Exercise materials:

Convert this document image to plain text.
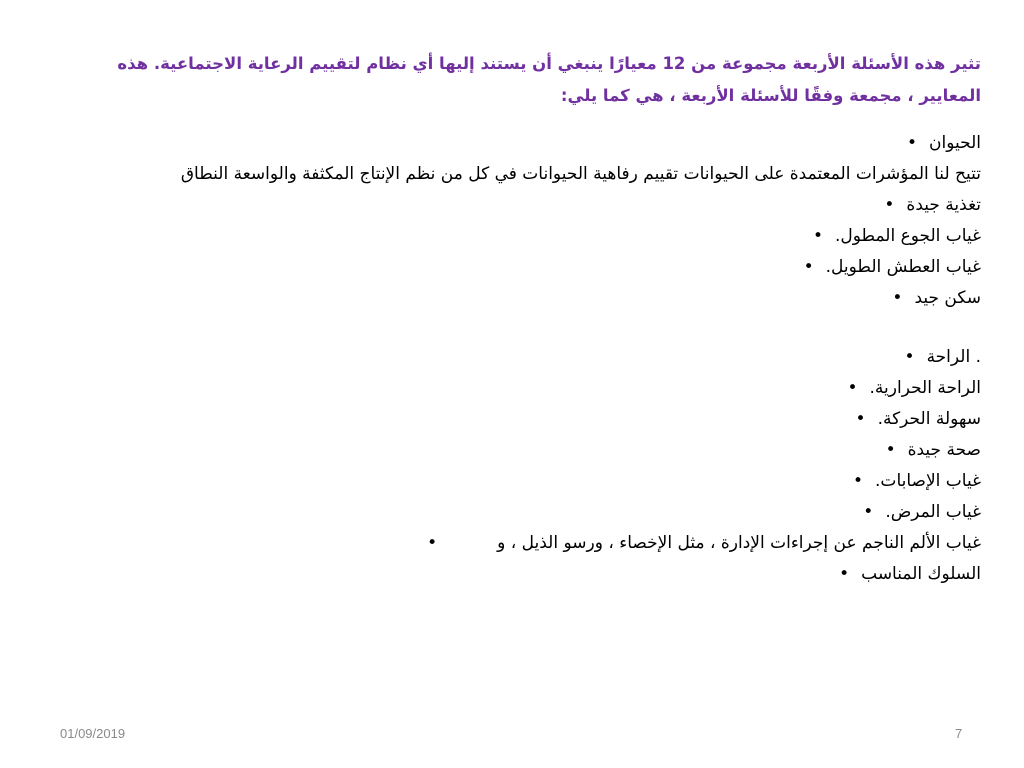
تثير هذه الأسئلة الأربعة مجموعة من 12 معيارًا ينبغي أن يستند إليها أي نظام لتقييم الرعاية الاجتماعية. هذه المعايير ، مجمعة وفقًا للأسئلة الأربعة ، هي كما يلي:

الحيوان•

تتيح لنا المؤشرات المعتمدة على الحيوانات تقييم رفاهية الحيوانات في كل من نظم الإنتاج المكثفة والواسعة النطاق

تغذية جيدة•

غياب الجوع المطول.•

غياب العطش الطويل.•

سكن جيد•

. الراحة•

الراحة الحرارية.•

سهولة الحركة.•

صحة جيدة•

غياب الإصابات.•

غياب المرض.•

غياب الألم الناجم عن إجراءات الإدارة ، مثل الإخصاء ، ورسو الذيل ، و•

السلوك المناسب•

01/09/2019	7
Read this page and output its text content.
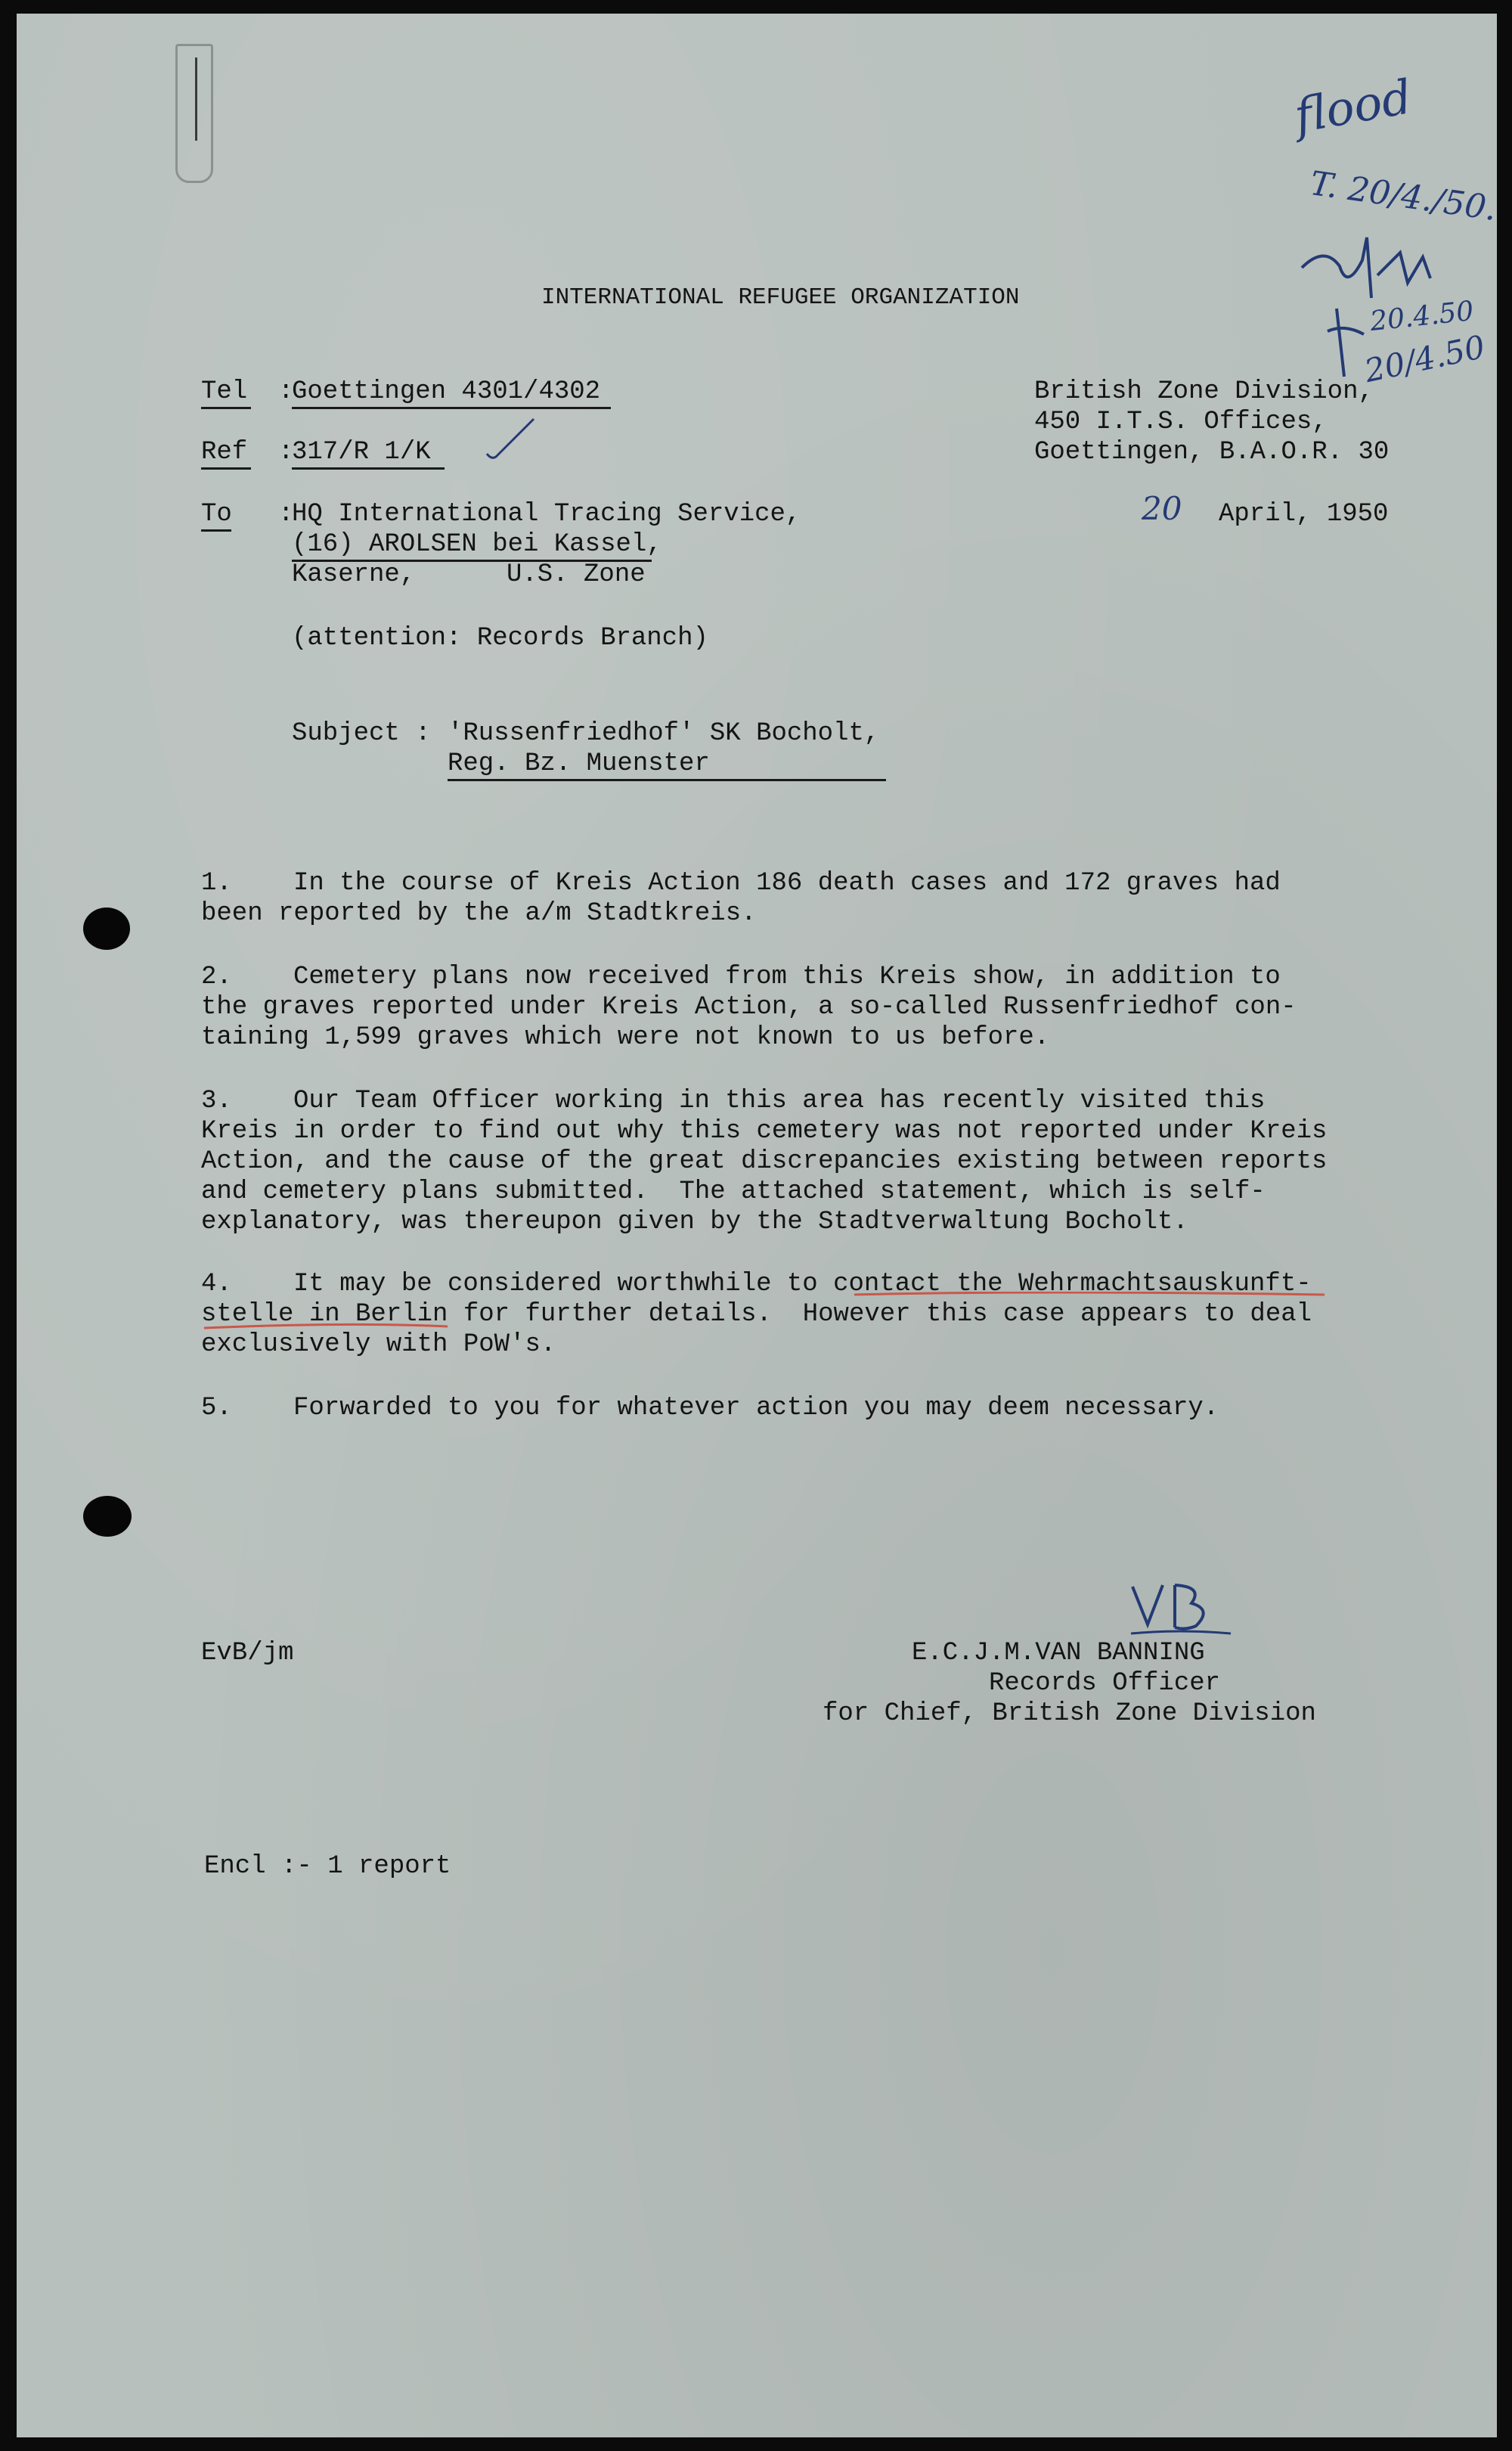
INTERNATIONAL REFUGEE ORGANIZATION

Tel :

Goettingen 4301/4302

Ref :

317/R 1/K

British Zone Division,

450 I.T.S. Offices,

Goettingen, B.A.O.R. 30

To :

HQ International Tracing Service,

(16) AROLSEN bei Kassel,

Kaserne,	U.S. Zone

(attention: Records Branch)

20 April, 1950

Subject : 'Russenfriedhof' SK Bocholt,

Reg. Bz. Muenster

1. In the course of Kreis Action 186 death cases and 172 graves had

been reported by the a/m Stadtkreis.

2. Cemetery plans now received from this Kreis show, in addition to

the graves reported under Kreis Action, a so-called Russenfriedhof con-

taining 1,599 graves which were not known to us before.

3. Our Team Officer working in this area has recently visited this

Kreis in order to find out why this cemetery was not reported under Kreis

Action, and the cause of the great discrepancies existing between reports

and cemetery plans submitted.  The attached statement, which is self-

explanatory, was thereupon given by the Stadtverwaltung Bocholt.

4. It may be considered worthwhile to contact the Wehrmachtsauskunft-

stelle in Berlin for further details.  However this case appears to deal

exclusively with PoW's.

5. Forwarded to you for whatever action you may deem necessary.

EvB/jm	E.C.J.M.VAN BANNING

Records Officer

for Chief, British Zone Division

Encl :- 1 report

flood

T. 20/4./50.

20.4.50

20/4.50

Exercise task: Copy out each record shown above without alteration, skipping any picture.

Completed task:
Convert this document image to plain text.
تثير هذه الأسئلة الأربعة مجموعة من 12 معيارًا ينبغي أن يستند إليها أي نظام لتقييم الرعاية الاجتماعية. هذه المعايير ، مجمعة وفقًا للأسئلة الأربعة ، هي كما يلي:

الحيوان•

تتيح لنا المؤشرات المعتمدة على الحيوانات تقييم رفاهية الحيوانات في كل من نظم الإنتاج المكثفة والواسعة النطاق

تغذية جيدة•

غياب الجوع المطول.•

غياب العطش الطويل.•

سكن جيد•

. الراحة•

الراحة الحرارية.•

سهولة الحركة.•

صحة جيدة•

غياب الإصابات.•

غياب المرض.•

غياب الألم الناجم عن إجراءات الإدارة ، مثل الإخصاء ، ورسو الذيل ، و•

السلوك المناسب•

01/09/2019	7
Read this page and output its text content.
INTERNATIONAL REFUGEE ORGANIZATION

Tel :

Goettingen 4301/4302

Ref :

317/R 1/K

British Zone Division,

450 I.T.S. Offices,

Goettingen, B.A.O.R. 30

To :

HQ International Tracing Service,

(16) AROLSEN bei Kassel,

Kaserne,	U.S. Zone

(attention: Records Branch)

20 April, 1950

Subject : 'Russenfriedhof' SK Bocholt,

Reg. Bz. Muenster

1. In the course of Kreis Action 186 death cases and 172 graves had

been reported by the a/m Stadtkreis.

2. Cemetery plans now received from this Kreis show, in addition to

the graves reported under Kreis Action, a so-called Russenfriedhof con-

taining 1,599 graves which were not known to us before.

3. Our Team Officer working in this area has recently visited this

Kreis in order to find out why this cemetery was not reported under Kreis

Action, and the cause of the great discrepancies existing between reports

and cemetery plans submitted.  The attached statement, which is self-

explanatory, was thereupon given by the Stadtverwaltung Bocholt.

4. It may be considered worthwhile to contact the Wehrmachtsauskunft-

stelle in Berlin for further details.  However this case appears to deal

exclusively with PoW's.

5. Forwarded to you for whatever action you may deem necessary.

EvB/jm	E.C.J.M.VAN BANNING

Records Officer

for Chief, British Zone Division

Encl :- 1 report

flood

T. 20/4./50.

20.4.50

20/4.50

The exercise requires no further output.